### TASK OBJECTIVE
Scan the data for lines with "only" and report the count by itself.
--- ENTRIES PROVIDED ---
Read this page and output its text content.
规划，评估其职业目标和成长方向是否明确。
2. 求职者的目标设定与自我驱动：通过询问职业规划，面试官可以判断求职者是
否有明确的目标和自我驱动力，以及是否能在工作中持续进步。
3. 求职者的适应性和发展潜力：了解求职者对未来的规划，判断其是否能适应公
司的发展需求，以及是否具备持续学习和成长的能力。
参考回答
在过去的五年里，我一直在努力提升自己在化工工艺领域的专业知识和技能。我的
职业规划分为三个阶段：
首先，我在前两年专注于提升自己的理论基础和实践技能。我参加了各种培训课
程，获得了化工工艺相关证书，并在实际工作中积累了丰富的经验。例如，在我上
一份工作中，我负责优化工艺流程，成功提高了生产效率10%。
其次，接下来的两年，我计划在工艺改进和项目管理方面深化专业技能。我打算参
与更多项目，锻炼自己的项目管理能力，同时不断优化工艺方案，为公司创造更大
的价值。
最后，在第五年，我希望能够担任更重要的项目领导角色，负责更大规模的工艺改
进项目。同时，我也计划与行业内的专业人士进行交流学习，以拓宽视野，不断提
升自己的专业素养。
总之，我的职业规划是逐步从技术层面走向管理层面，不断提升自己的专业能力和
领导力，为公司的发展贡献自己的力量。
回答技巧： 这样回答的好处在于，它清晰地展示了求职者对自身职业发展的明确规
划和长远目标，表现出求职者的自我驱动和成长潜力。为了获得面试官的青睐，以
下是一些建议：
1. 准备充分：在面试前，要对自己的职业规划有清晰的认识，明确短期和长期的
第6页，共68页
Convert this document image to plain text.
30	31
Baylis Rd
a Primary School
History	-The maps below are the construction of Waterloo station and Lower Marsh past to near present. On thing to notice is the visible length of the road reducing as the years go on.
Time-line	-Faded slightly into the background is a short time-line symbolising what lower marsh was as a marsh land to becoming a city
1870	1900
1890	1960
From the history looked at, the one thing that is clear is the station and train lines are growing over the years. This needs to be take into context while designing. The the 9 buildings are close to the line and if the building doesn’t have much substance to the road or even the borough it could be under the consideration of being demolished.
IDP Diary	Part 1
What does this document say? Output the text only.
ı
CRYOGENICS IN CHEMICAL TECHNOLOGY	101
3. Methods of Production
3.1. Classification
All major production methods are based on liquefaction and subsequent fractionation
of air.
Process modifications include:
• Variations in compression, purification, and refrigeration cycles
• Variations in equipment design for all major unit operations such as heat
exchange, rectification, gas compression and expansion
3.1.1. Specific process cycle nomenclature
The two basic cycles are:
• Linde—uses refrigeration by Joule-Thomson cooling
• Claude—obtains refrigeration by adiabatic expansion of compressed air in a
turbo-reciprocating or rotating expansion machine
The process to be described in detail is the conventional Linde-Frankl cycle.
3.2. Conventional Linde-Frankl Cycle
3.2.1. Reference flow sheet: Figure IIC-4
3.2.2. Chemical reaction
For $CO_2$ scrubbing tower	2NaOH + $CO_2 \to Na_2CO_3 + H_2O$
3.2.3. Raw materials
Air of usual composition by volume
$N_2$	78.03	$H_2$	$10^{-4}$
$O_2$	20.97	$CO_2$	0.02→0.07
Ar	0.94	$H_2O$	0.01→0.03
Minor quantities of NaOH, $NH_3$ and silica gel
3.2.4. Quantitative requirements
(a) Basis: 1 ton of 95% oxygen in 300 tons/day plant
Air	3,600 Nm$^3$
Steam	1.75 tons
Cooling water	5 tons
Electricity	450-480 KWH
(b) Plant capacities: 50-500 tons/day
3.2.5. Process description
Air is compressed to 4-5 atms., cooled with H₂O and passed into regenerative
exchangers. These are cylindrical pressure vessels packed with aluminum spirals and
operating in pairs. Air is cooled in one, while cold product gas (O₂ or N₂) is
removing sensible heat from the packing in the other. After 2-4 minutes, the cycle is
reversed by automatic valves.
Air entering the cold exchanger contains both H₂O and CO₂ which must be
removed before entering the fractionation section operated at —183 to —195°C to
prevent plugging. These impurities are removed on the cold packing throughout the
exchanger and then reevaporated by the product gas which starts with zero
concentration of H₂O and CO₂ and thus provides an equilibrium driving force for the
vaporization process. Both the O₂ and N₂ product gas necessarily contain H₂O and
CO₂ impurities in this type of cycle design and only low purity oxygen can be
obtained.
---
### FULL ANSWER
2